Collected data:

----

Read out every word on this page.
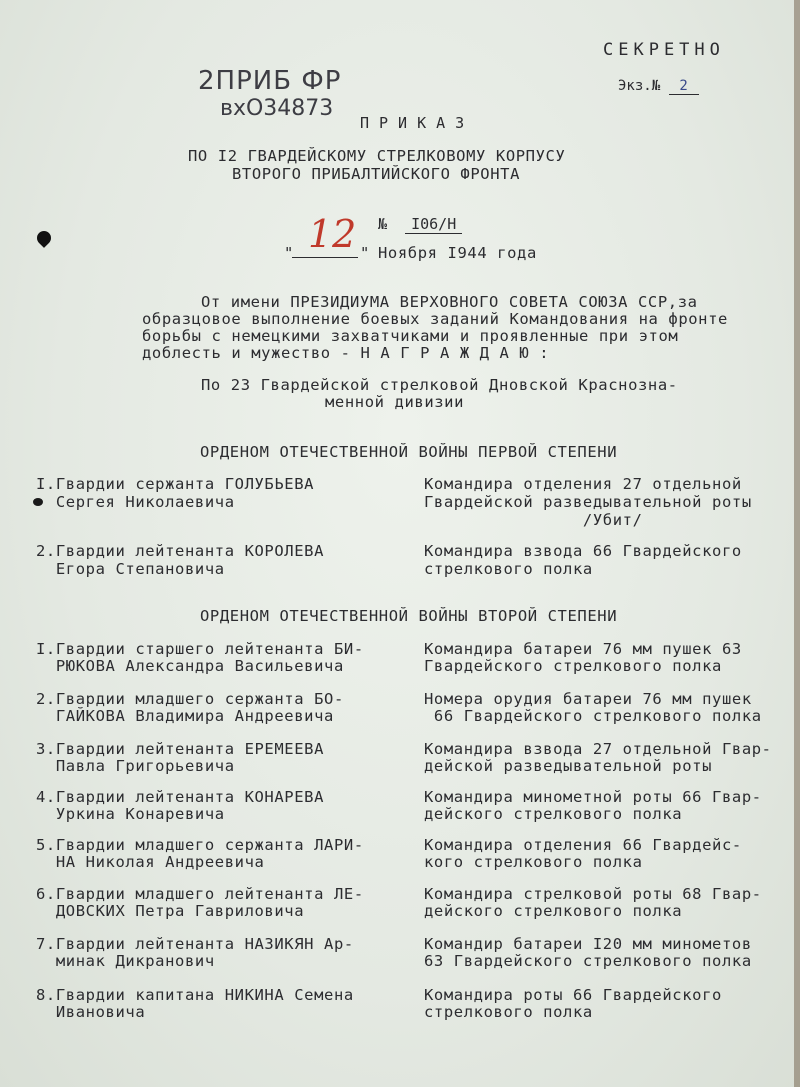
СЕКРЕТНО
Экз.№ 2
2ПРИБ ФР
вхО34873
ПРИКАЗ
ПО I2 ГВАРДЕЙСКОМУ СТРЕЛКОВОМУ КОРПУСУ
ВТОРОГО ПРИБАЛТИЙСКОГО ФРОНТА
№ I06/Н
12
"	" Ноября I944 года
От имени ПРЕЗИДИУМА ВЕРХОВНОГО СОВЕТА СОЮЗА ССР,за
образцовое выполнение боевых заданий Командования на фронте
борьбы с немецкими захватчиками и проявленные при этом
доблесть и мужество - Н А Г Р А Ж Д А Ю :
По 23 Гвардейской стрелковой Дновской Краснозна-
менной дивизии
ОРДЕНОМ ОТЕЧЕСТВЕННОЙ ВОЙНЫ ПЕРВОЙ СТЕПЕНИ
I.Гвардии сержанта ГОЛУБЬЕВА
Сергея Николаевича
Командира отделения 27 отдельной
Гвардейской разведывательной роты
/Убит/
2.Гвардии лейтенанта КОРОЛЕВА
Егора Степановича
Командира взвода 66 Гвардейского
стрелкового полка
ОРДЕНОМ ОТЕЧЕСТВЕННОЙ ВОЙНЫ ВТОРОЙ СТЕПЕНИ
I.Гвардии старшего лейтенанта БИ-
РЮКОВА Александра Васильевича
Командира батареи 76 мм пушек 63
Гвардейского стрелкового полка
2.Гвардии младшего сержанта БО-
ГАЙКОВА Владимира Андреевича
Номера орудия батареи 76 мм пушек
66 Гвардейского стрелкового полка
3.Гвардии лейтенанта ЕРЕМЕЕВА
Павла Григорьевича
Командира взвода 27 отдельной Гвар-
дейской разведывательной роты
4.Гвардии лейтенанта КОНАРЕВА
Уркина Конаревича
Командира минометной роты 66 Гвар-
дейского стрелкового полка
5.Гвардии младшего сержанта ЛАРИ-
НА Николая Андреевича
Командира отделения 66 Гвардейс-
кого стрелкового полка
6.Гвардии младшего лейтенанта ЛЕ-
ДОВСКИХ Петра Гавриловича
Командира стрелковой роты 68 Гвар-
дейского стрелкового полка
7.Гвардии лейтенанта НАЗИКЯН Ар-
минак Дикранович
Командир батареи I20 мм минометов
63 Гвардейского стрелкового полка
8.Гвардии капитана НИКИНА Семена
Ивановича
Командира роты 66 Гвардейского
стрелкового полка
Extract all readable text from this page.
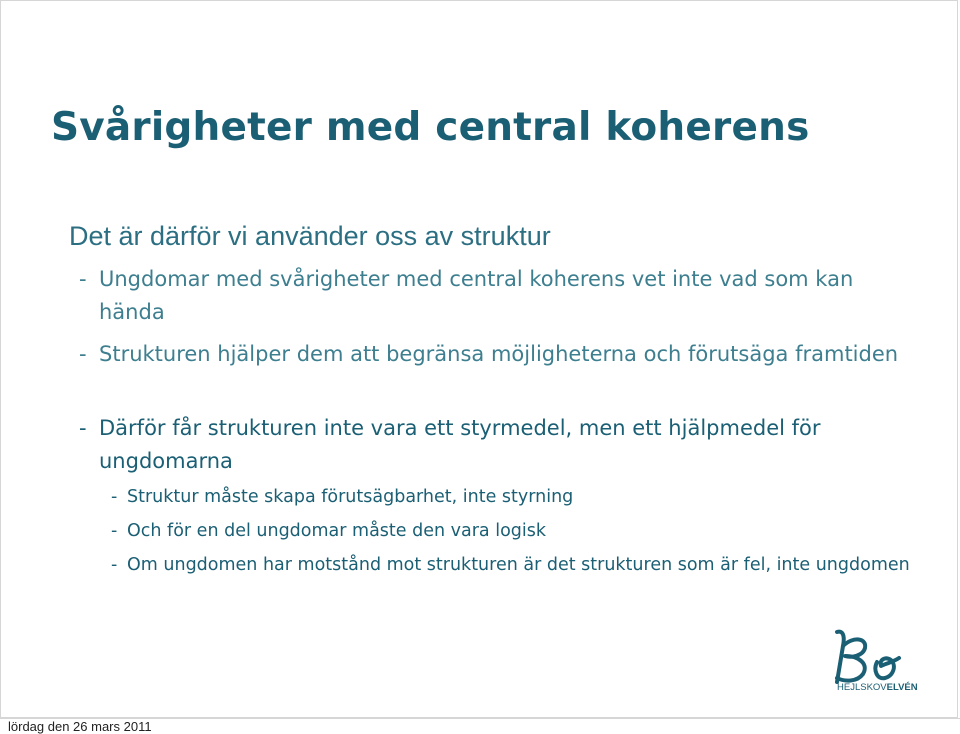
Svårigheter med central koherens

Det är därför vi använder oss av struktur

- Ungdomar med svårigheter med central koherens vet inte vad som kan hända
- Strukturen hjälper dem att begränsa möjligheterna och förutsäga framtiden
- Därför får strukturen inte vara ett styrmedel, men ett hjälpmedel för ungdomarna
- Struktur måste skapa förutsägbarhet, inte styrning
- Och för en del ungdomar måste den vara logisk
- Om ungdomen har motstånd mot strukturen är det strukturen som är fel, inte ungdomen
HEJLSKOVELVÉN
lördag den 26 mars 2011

----

- **WHAT TO DO**
Output the entries above exactly, without their pictures.

- **FULL ANSWER**
Read out every word on this page.
СЕКРЕТНО
Экз.№ 2
2ПРИБ ФР
вхО34873
ПРИКАЗ
ПО I2 ГВАРДЕЙСКОМУ СТРЕЛКОВОМУ КОРПУСУ
ВТОРОГО ПРИБАЛТИЙСКОГО ФРОНТА
№ I06/Н
12
"	" Ноября I944 года
От имени ПРЕЗИДИУМА ВЕРХОВНОГО СОВЕТА СОЮЗА ССР,за
образцовое выполнение боевых заданий Командования на фронте
борьбы с немецкими захватчиками и проявленные при этом
доблесть и мужество - Н А Г Р А Ж Д А Ю :
По 23 Гвардейской стрелковой Дновской Краснозна-
менной дивизии
ОРДЕНОМ ОТЕЧЕСТВЕННОЙ ВОЙНЫ ПЕРВОЙ СТЕПЕНИ
I.Гвардии сержанта ГОЛУБЬЕВА
Сергея Николаевича
Командира отделения 27 отдельной
Гвардейской разведывательной роты
/Убит/
2.Гвардии лейтенанта КОРОЛЕВА
Егора Степановича
Командира взвода 66 Гвардейского
стрелкового полка
ОРДЕНОМ ОТЕЧЕСТВЕННОЙ ВОЙНЫ ВТОРОЙ СТЕПЕНИ
I.Гвардии старшего лейтенанта БИ-
РЮКОВА Александра Васильевича
Командира батареи 76 мм пушек 63
Гвардейского стрелкового полка
2.Гвардии младшего сержанта БО-
ГАЙКОВА Владимира Андреевича
Номера орудия батареи 76 мм пушек
66 Гвардейского стрелкового полка
3.Гвардии лейтенанта ЕРЕМЕЕВА
Павла Григорьевича
Командира взвода 27 отдельной Гвар-
дейской разведывательной роты
4.Гвардии лейтенанта КОНАРЕВА
Уркина Конаревича
Командира минометной роты 66 Гвар-
дейского стрелкового полка
5.Гвардии младшего сержанта ЛАРИ-
НА Николая Андреевича
Командира отделения 66 Гвардейс-
кого стрелкового полка
6.Гвардии младшего лейтенанта ЛЕ-
ДОВСКИХ Петра Гавриловича
Командира стрелковой роты 68 Гвар-
дейского стрелкового полка
7.Гвардии лейтенанта НАЗИКЯН Ар-
минак Дикранович
Командир батареи I20 мм минометов
63 Гвардейского стрелкового полка
8.Гвардии капитана НИКИНА Семена
Ивановича
Командира роты 66 Гвардейского
стрелкового полка
Extract all readable text from this page.
Svårigheter med central koherens

Det är därför vi använder oss av struktur

- Ungdomar med svårigheter med central koherens vet inte vad som kan hända
- Strukturen hjälper dem att begränsa möjligheterna och förutsäga framtiden
- Därför får strukturen inte vara ett styrmedel, men ett hjälpmedel för ungdomarna
- Struktur måste skapa förutsägbarhet, inte styrning
- Och för en del ungdomar måste den vara logisk
- Om ungdomen har motstånd mot strukturen är det strukturen som är fel, inte ungdomen
HEJLSKOVELVÉN
lördag den 26 mars 2011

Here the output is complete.